What is required
Reproduce the lines below from the one that contains "Decode this image" through the end, inclusive, and add nothing.

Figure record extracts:
□ □ □ □ □

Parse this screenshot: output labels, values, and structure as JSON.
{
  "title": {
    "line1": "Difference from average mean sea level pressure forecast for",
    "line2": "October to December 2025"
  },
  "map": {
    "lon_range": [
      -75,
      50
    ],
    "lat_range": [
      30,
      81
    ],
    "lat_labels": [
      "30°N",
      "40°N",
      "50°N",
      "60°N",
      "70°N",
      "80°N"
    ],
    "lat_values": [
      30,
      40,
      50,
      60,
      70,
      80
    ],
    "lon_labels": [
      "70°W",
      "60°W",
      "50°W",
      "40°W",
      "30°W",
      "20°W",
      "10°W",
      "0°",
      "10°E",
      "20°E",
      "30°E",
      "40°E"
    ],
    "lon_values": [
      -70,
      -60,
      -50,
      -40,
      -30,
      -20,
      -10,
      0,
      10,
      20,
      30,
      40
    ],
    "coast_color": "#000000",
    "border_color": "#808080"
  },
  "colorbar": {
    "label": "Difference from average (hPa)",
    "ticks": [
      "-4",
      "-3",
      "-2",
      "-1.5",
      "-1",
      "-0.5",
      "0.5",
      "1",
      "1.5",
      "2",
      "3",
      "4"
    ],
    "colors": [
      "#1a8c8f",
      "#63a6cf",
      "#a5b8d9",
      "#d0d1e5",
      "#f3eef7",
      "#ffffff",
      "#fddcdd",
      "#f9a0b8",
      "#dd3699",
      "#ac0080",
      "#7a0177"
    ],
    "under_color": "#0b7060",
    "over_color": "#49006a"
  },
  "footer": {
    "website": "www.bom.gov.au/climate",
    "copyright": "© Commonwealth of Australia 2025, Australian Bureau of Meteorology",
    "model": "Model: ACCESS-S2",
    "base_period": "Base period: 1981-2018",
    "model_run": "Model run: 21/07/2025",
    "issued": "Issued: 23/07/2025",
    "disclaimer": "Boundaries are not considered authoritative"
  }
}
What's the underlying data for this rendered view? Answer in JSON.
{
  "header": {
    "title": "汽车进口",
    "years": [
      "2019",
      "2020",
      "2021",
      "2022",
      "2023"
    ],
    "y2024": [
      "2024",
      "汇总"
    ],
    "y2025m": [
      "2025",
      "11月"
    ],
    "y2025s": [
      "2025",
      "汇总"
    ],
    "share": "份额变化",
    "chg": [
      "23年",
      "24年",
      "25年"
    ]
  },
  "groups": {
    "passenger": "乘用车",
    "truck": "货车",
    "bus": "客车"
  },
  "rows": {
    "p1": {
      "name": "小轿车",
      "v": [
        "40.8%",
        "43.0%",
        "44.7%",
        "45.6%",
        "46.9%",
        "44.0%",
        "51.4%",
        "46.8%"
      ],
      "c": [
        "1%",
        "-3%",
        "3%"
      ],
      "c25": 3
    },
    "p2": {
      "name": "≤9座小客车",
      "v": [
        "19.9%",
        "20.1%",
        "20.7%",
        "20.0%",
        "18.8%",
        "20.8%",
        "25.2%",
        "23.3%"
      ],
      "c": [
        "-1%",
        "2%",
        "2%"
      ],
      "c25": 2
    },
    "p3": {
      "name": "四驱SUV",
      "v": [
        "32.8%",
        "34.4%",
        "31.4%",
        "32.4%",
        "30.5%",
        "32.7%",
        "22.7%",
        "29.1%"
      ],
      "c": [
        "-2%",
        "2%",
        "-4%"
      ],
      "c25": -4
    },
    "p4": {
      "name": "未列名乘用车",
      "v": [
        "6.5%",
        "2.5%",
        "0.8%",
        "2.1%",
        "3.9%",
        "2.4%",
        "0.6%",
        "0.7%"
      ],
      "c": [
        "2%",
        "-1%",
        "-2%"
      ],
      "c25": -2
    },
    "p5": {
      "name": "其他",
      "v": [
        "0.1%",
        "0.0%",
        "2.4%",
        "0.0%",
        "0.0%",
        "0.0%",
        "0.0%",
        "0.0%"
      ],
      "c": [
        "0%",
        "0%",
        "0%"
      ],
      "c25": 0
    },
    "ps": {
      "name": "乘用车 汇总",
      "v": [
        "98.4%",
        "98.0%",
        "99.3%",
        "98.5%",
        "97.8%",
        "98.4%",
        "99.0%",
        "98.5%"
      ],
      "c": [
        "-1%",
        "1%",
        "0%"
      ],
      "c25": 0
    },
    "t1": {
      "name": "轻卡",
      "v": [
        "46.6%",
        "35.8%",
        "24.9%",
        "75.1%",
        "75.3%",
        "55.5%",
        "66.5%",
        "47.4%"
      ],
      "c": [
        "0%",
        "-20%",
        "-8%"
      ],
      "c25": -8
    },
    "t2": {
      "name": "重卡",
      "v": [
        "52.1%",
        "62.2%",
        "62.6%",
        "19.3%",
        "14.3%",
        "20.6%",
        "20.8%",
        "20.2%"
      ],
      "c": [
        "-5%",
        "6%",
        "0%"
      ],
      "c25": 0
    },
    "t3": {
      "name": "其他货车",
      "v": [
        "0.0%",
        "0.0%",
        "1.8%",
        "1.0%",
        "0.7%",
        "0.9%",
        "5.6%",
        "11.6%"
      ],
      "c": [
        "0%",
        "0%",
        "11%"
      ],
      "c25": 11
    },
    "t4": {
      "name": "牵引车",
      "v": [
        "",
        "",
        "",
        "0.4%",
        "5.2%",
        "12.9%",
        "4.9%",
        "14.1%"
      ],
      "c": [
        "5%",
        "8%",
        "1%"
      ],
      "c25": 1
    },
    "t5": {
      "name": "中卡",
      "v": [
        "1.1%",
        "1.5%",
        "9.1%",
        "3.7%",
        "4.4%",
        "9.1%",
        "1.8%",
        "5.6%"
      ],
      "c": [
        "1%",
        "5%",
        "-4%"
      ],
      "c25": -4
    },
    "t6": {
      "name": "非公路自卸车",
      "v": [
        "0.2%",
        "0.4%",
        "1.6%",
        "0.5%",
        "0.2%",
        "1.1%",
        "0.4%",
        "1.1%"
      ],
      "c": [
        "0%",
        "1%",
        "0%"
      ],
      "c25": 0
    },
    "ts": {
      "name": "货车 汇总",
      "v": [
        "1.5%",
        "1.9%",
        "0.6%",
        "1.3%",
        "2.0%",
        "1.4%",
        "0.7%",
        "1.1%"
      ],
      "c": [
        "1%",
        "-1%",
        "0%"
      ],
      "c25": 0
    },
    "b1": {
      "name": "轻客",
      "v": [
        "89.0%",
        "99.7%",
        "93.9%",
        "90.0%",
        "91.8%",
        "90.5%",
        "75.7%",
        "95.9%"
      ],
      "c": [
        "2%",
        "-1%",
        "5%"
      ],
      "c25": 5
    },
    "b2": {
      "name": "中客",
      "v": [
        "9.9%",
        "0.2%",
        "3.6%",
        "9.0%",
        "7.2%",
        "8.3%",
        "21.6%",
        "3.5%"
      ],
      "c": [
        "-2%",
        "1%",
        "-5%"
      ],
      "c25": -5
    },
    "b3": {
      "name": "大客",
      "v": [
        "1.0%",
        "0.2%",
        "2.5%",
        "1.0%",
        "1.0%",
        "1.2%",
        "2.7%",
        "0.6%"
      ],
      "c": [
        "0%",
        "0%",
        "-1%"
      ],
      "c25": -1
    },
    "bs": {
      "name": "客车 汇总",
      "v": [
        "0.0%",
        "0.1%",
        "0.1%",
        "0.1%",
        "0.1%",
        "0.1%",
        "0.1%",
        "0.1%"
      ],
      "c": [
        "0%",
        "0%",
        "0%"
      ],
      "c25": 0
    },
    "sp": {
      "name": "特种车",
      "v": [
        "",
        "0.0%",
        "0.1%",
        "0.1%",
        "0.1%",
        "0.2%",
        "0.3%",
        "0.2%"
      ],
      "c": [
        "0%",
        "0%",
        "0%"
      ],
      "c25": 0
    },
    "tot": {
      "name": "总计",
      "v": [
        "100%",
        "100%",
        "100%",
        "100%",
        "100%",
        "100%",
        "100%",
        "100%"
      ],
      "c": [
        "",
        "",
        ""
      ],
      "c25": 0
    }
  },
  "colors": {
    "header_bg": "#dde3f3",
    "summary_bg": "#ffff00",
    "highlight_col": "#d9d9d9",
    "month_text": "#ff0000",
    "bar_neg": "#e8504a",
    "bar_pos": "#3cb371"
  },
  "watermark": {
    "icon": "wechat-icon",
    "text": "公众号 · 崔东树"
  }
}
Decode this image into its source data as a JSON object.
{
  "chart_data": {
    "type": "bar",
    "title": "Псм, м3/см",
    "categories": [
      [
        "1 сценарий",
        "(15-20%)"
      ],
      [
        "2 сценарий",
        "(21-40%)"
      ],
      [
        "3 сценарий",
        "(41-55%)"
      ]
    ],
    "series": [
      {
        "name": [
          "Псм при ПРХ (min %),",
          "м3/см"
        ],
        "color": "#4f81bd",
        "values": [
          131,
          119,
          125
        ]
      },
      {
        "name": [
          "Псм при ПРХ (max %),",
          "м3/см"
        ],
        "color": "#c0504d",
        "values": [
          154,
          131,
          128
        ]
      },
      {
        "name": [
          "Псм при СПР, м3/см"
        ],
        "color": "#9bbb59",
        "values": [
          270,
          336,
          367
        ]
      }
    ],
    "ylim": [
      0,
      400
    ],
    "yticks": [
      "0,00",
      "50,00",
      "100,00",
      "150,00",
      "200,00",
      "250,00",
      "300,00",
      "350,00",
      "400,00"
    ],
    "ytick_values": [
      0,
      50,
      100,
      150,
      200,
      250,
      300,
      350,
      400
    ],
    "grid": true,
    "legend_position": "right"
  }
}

□ □ □ □ □

The output
Decode this image into its source data as a JSON object.
{
  "chart_data": {
    "type": "bar",
    "title": "Псм, м3/см",
    "categories": [
      [
        "1 сценарий",
        "(15-20%)"
      ],
      [
        "2 сценарий",
        "(21-40%)"
      ],
      [
        "3 сценарий",
        "(41-55%)"
      ]
    ],
    "series": [
      {
        "name": [
          "Псм при ПРХ (min %),",
          "м3/см"
        ],
        "color": "#4f81bd",
        "values": [
          131,
          119,
          125
        ]
      },
      {
        "name": [
          "Псм при ПРХ (max %),",
          "м3/см"
        ],
        "color": "#c0504d",
        "values": [
          154,
          131,
          128
        ]
      },
      {
        "name": [
          "Псм при СПР, м3/см"
        ],
        "color": "#9bbb59",
        "values": [
          270,
          336,
          367
        ]
      }
    ],
    "ylim": [
      0,
      400
    ],
    "yticks": [
      "0,00",
      "50,00",
      "100,00",
      "150,00",
      "200,00",
      "250,00",
      "300,00",
      "350,00",
      "400,00"
    ],
    "ytick_values": [
      0,
      50,
      100,
      150,
      200,
      250,
      300,
      350,
      400
    ],
    "grid": true,
    "legend_position": "right"
  }
}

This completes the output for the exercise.